— start of Task input —
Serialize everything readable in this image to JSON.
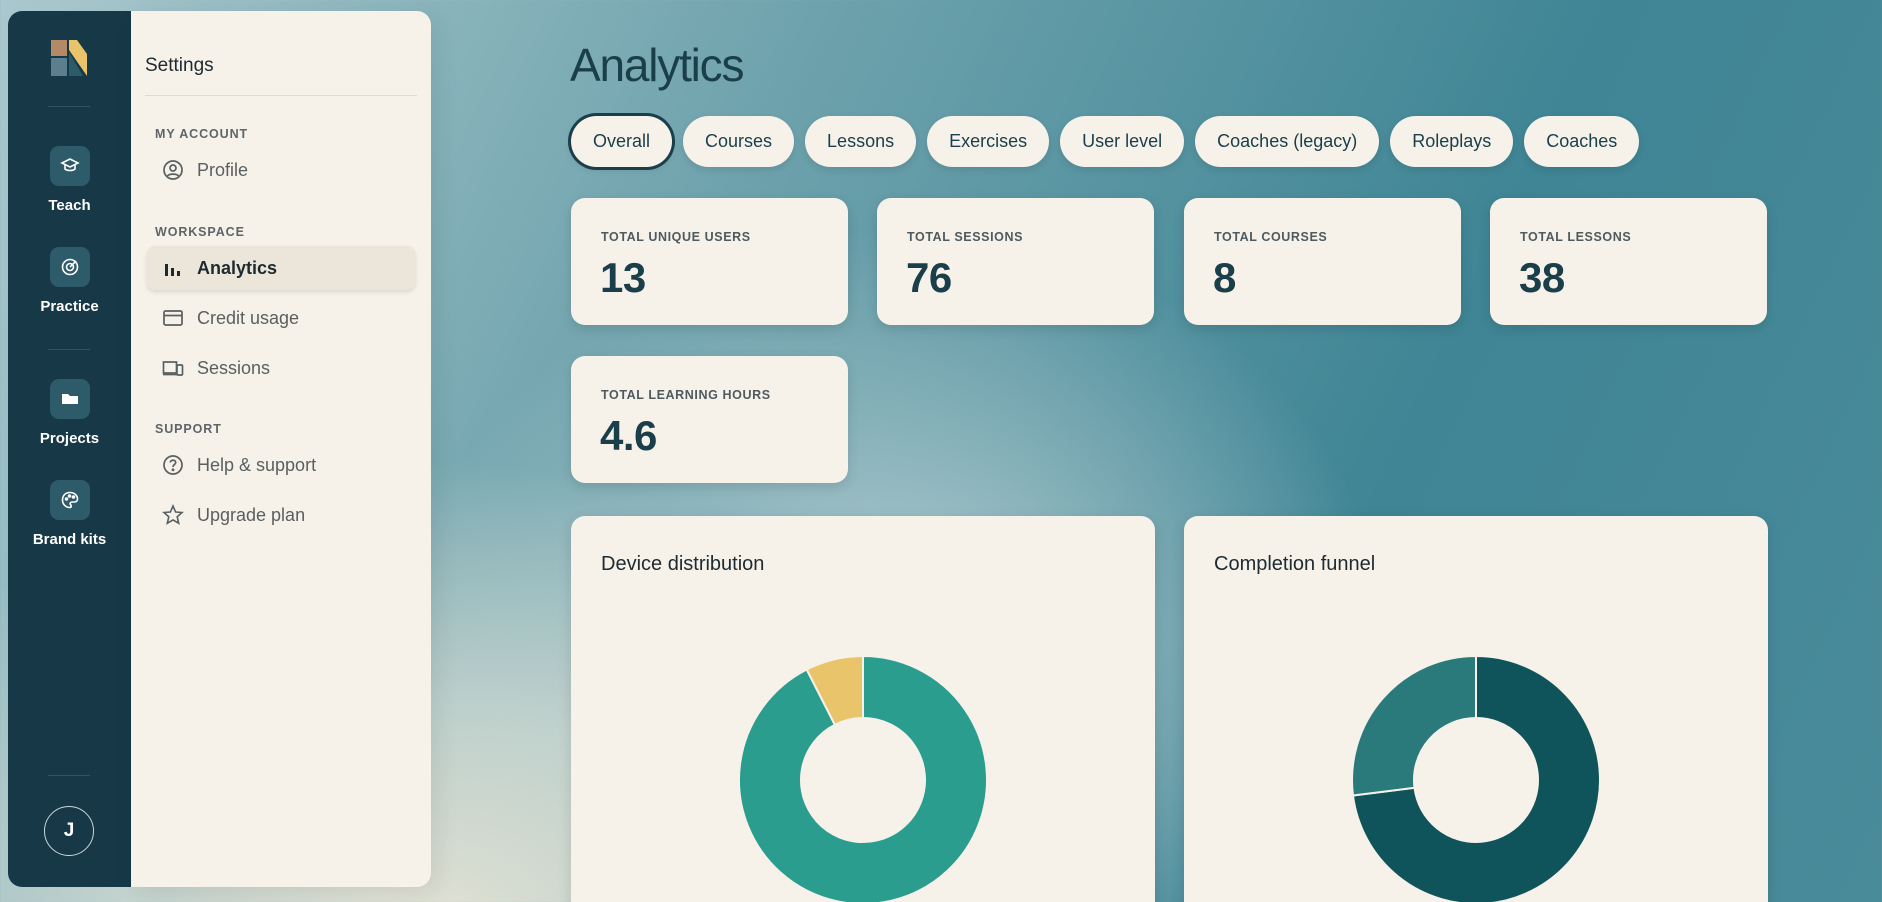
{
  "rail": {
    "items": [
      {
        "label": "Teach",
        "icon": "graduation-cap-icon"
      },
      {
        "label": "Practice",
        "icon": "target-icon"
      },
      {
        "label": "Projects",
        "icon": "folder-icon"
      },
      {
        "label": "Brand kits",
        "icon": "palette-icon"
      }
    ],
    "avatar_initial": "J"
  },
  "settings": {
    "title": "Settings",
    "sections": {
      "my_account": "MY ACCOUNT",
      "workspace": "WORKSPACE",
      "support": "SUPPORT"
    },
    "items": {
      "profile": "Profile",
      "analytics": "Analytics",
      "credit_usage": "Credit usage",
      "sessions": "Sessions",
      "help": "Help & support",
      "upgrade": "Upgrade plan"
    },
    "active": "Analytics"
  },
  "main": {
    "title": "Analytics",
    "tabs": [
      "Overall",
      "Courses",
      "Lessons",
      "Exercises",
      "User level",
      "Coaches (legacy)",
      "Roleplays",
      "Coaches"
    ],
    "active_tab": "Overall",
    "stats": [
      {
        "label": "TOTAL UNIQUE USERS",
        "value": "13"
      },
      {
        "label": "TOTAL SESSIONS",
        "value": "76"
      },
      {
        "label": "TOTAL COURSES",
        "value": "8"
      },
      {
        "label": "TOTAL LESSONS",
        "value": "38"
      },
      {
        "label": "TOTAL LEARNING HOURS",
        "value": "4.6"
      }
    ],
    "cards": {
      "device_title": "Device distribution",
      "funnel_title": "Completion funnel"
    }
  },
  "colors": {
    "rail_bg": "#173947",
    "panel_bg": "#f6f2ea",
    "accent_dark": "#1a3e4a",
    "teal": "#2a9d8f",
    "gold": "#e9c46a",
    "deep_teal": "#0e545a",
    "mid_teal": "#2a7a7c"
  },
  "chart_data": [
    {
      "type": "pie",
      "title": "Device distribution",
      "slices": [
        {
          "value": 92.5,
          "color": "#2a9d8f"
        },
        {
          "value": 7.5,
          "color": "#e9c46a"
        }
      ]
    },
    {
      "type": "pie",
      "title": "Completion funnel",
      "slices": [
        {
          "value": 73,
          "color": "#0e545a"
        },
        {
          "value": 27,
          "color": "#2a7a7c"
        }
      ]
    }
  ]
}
— end of Task input —
What to work on — Go through the material above and copy each line that has the word "Completion".

Complete response —
      "funnel_title": "Completion funnel"
      "title": "Completion funnel",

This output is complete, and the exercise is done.